▶ [Figure record extracts]
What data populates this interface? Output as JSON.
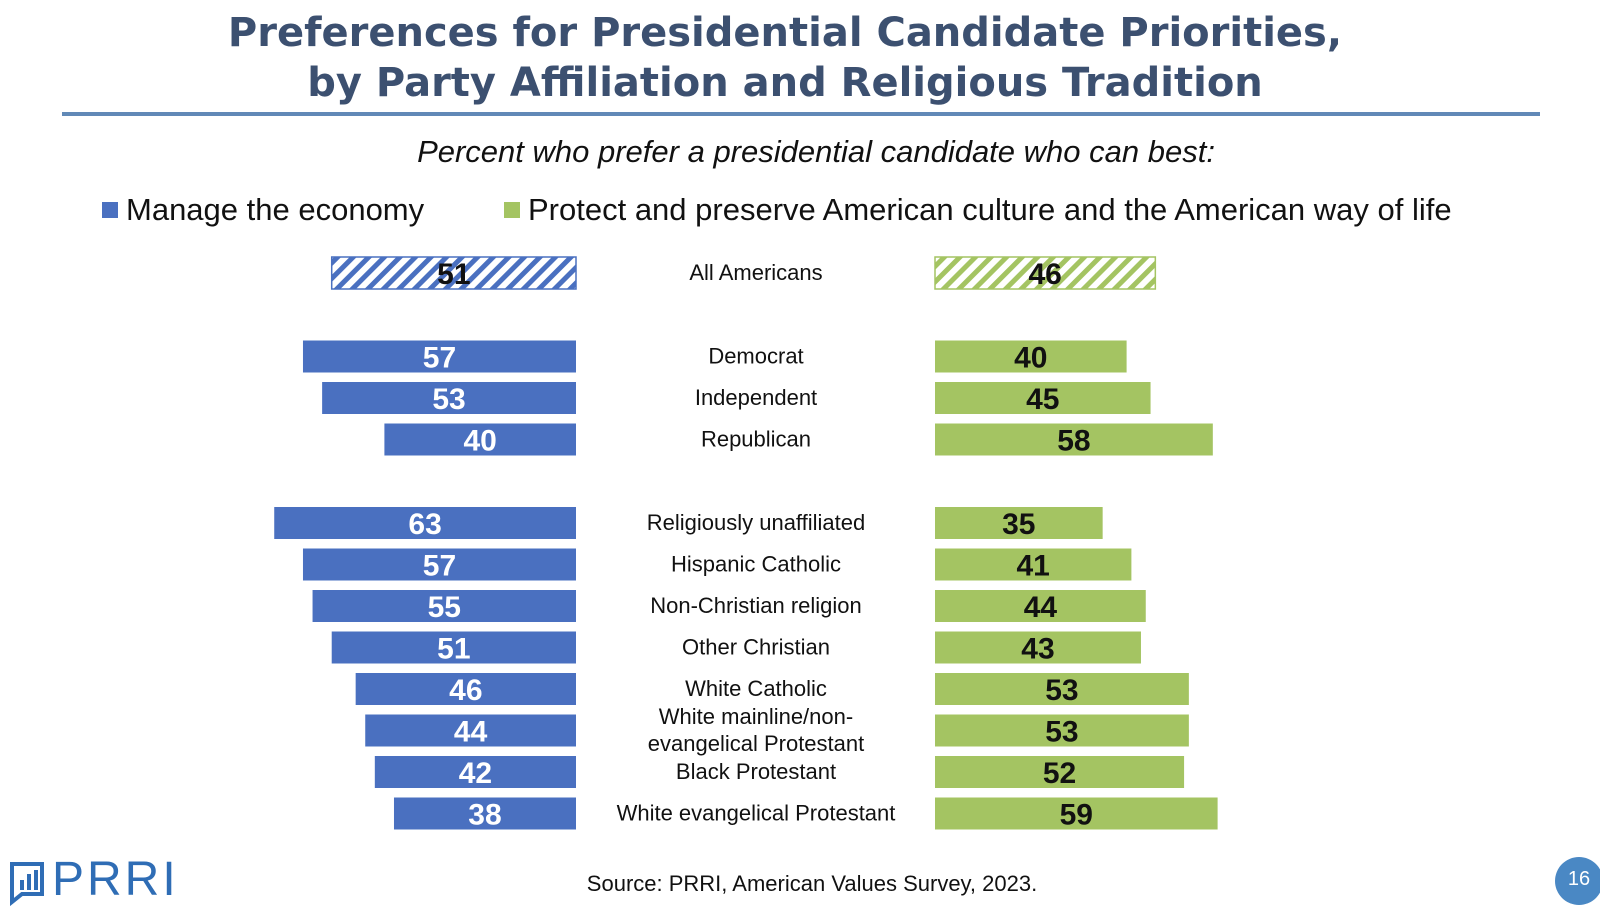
{
  "title_line1": "Preferences for Presidential Candidate Priorities,",
  "title_line2": "by Party Affiliation and Religious Tradition",
  "subtitle": "Percent who prefer a presidential candidate who can best:",
  "source": "Source: PRRI, American Values Survey, 2023.",
  "logo_text": "PRRI",
  "page_number": "16",
  "colors": {
    "blue": "#4a70c0",
    "green": "#a4c462",
    "title": "#3c5070",
    "rule": "#6189b7"
  },
  "chart_data": {
    "type": "bar",
    "title": "Percent who prefer a presidential candidate who can best:",
    "legend_placement": "top",
    "series": [
      {
        "name": "Manage the economy",
        "color": "#4a70c0",
        "values": [
          51,
          57,
          53,
          40,
          63,
          57,
          55,
          51,
          46,
          44,
          42,
          38
        ]
      },
      {
        "name": "Protect and preserve American culture and the American way of life",
        "color": "#a4c462",
        "values": [
          46,
          40,
          45,
          58,
          35,
          41,
          44,
          43,
          53,
          53,
          52,
          59
        ]
      }
    ],
    "categories": [
      "All Americans",
      "Democrat",
      "Independent",
      "Republican",
      "Religiously unaffiliated",
      "Hispanic Catholic",
      "Non-Christian religion",
      "Other Christian",
      "White Catholic",
      "White mainline/non-evangelical Protestant",
      "Black Protestant",
      "White evangelical Protestant"
    ],
    "category_lines": [
      [
        "All Americans"
      ],
      [
        "Democrat"
      ],
      [
        "Independent"
      ],
      [
        "Republican"
      ],
      [
        "Religiously unaffiliated"
      ],
      [
        "Hispanic Catholic"
      ],
      [
        "Non-Christian religion"
      ],
      [
        "Other Christian"
      ],
      [
        "White Catholic"
      ],
      [
        "White mainline/non-",
        "evangelical Protestant"
      ],
      [
        "Black Protestant"
      ],
      [
        "White evangelical Protestant"
      ]
    ],
    "groups": [
      [
        0
      ],
      [
        1,
        2,
        3
      ],
      [
        4,
        5,
        6,
        7,
        8,
        9,
        10,
        11
      ]
    ],
    "hatched_categories": [
      0
    ]
  }
}
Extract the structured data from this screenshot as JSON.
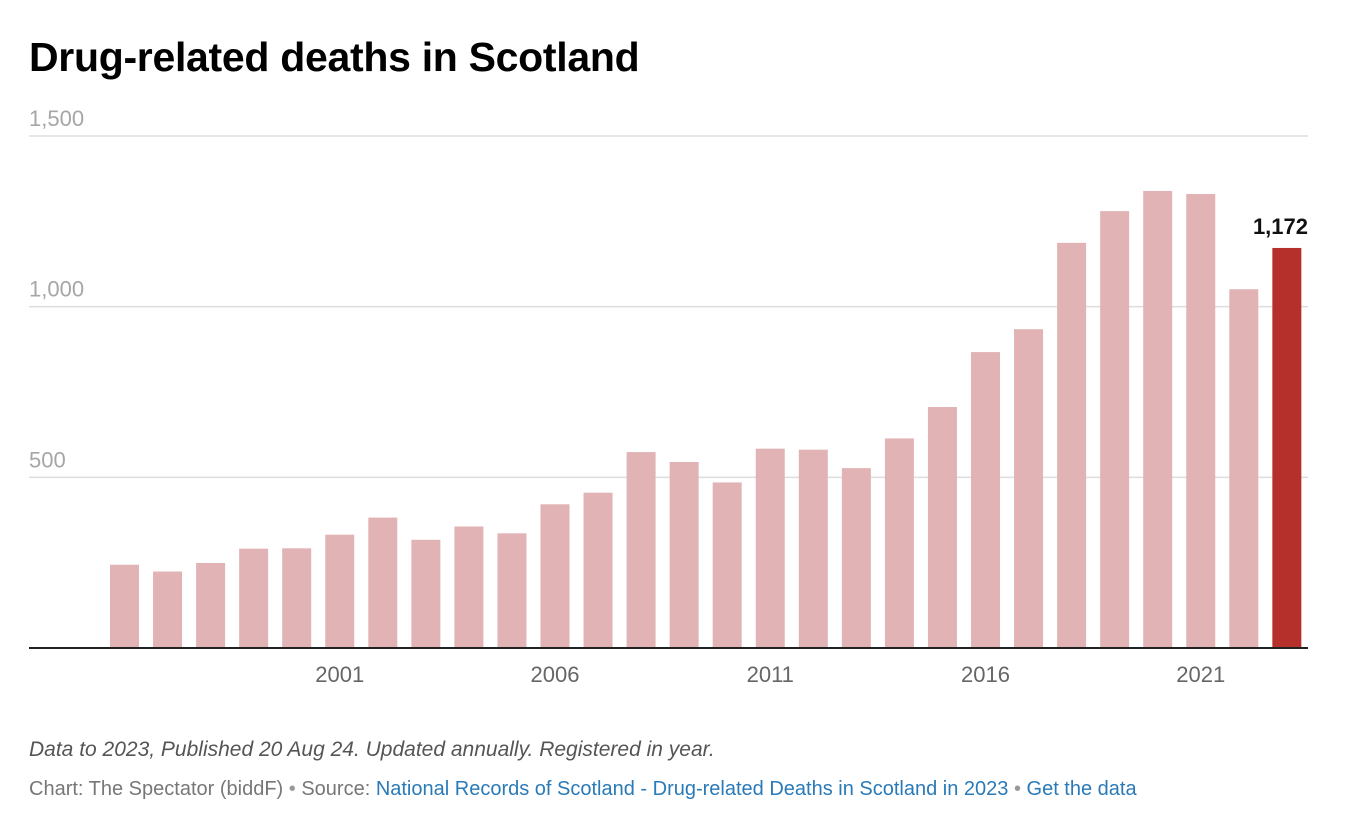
{
  "header": {
    "title": "Drug-related deaths in Scotland"
  },
  "chart_data": {
    "type": "bar",
    "title": "Drug-related deaths in Scotland",
    "categories": [
      "1996",
      "1997",
      "1998",
      "1999",
      "2000",
      "2001",
      "2002",
      "2003",
      "2004",
      "2005",
      "2006",
      "2007",
      "2008",
      "2009",
      "2010",
      "2011",
      "2012",
      "2013",
      "2014",
      "2015",
      "2016",
      "2017",
      "2018",
      "2019",
      "2020",
      "2021",
      "2022",
      "2023"
    ],
    "values": [
      244,
      224,
      249,
      291,
      292,
      332,
      382,
      317,
      356,
      336,
      421,
      455,
      574,
      545,
      485,
      584,
      581,
      527,
      614,
      706,
      867,
      934,
      1187,
      1280,
      1339,
      1330,
      1051,
      1172
    ],
    "highlight_index": 27,
    "highlight_label": "1,172",
    "ylim": [
      0,
      1500
    ],
    "yticks": [
      500,
      1000,
      1500
    ],
    "ytick_labels": [
      "500",
      "1,000",
      "1,500"
    ],
    "xtick_labels": [
      "2001",
      "2006",
      "2011",
      "2016",
      "2021"
    ],
    "xlabel": "",
    "ylabel": "",
    "colors": {
      "bar": "#e1b3b4",
      "highlight": "#b5302a",
      "grid": "#dddddd",
      "axis": "#222222",
      "tick_text": "#a6a6a6",
      "xtick_text": "#666666"
    }
  },
  "footer": {
    "note": "Data to 2023, Published 20 Aug 24. Updated annually. Registered in year.",
    "chart_credit": "Chart: The Spectator (biddF)",
    "bullet1": " • ",
    "source_prefix": "Source: ",
    "source_link": "National Records of Scotland - Drug-related Deaths in Scotland in 2023",
    "bullet2": " • ",
    "get_data": "Get the data"
  }
}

▶ [Exercise brief]
Do not include images; quote all of the entries above exactly.

▶ [Exercise result]
What data populates this interface? Output as JSON.
{
  "title_line1": "Preferences for Presidential Candidate Priorities,",
  "title_line2": "by Party Affiliation and Religious Tradition",
  "subtitle": "Percent who prefer a presidential candidate who can best:",
  "source": "Source: PRRI, American Values Survey, 2023.",
  "logo_text": "PRRI",
  "page_number": "16",
  "colors": {
    "blue": "#4a70c0",
    "green": "#a4c462",
    "title": "#3c5070",
    "rule": "#6189b7"
  },
  "chart_data": {
    "type": "bar",
    "title": "Percent who prefer a presidential candidate who can best:",
    "legend_placement": "top",
    "series": [
      {
        "name": "Manage the economy",
        "color": "#4a70c0",
        "values": [
          51,
          57,
          53,
          40,
          63,
          57,
          55,
          51,
          46,
          44,
          42,
          38
        ]
      },
      {
        "name": "Protect and preserve American culture and the American way of life",
        "color": "#a4c462",
        "values": [
          46,
          40,
          45,
          58,
          35,
          41,
          44,
          43,
          53,
          53,
          52,
          59
        ]
      }
    ],
    "categories": [
      "All Americans",
      "Democrat",
      "Independent",
      "Republican",
      "Religiously unaffiliated",
      "Hispanic Catholic",
      "Non-Christian religion",
      "Other Christian",
      "White Catholic",
      "White mainline/non-evangelical Protestant",
      "Black Protestant",
      "White evangelical Protestant"
    ],
    "category_lines": [
      [
        "All Americans"
      ],
      [
        "Democrat"
      ],
      [
        "Independent"
      ],
      [
        "Republican"
      ],
      [
        "Religiously unaffiliated"
      ],
      [
        "Hispanic Catholic"
      ],
      [
        "Non-Christian religion"
      ],
      [
        "Other Christian"
      ],
      [
        "White Catholic"
      ],
      [
        "White mainline/non-",
        "evangelical Protestant"
      ],
      [
        "Black Protestant"
      ],
      [
        "White evangelical Protestant"
      ]
    ],
    "groups": [
      [
        0
      ],
      [
        1,
        2,
        3
      ],
      [
        4,
        5,
        6,
        7,
        8,
        9,
        10,
        11
      ]
    ],
    "hatched_categories": [
      0
    ]
  }
}
Extract the structured data from this screenshot as JSON.
{
  "header": {
    "title": "Drug-related deaths in Scotland"
  },
  "chart_data": {
    "type": "bar",
    "title": "Drug-related deaths in Scotland",
    "categories": [
      "1996",
      "1997",
      "1998",
      "1999",
      "2000",
      "2001",
      "2002",
      "2003",
      "2004",
      "2005",
      "2006",
      "2007",
      "2008",
      "2009",
      "2010",
      "2011",
      "2012",
      "2013",
      "2014",
      "2015",
      "2016",
      "2017",
      "2018",
      "2019",
      "2020",
      "2021",
      "2022",
      "2023"
    ],
    "values": [
      244,
      224,
      249,
      291,
      292,
      332,
      382,
      317,
      356,
      336,
      421,
      455,
      574,
      545,
      485,
      584,
      581,
      527,
      614,
      706,
      867,
      934,
      1187,
      1280,
      1339,
      1330,
      1051,
      1172
    ],
    "highlight_index": 27,
    "highlight_label": "1,172",
    "ylim": [
      0,
      1500
    ],
    "yticks": [
      500,
      1000,
      1500
    ],
    "ytick_labels": [
      "500",
      "1,000",
      "1,500"
    ],
    "xtick_labels": [
      "2001",
      "2006",
      "2011",
      "2016",
      "2021"
    ],
    "xlabel": "",
    "ylabel": "",
    "colors": {
      "bar": "#e1b3b4",
      "highlight": "#b5302a",
      "grid": "#dddddd",
      "axis": "#222222",
      "tick_text": "#a6a6a6",
      "xtick_text": "#666666"
    }
  },
  "footer": {
    "note": "Data to 2023, Published 20 Aug 24. Updated annually. Registered in year.",
    "chart_credit": "Chart: The Spectator (biddF)",
    "bullet1": " • ",
    "source_prefix": "Source: ",
    "source_link": "National Records of Scotland - Drug-related Deaths in Scotland in 2023",
    "bullet2": " • ",
    "get_data": "Get the data"
  }
}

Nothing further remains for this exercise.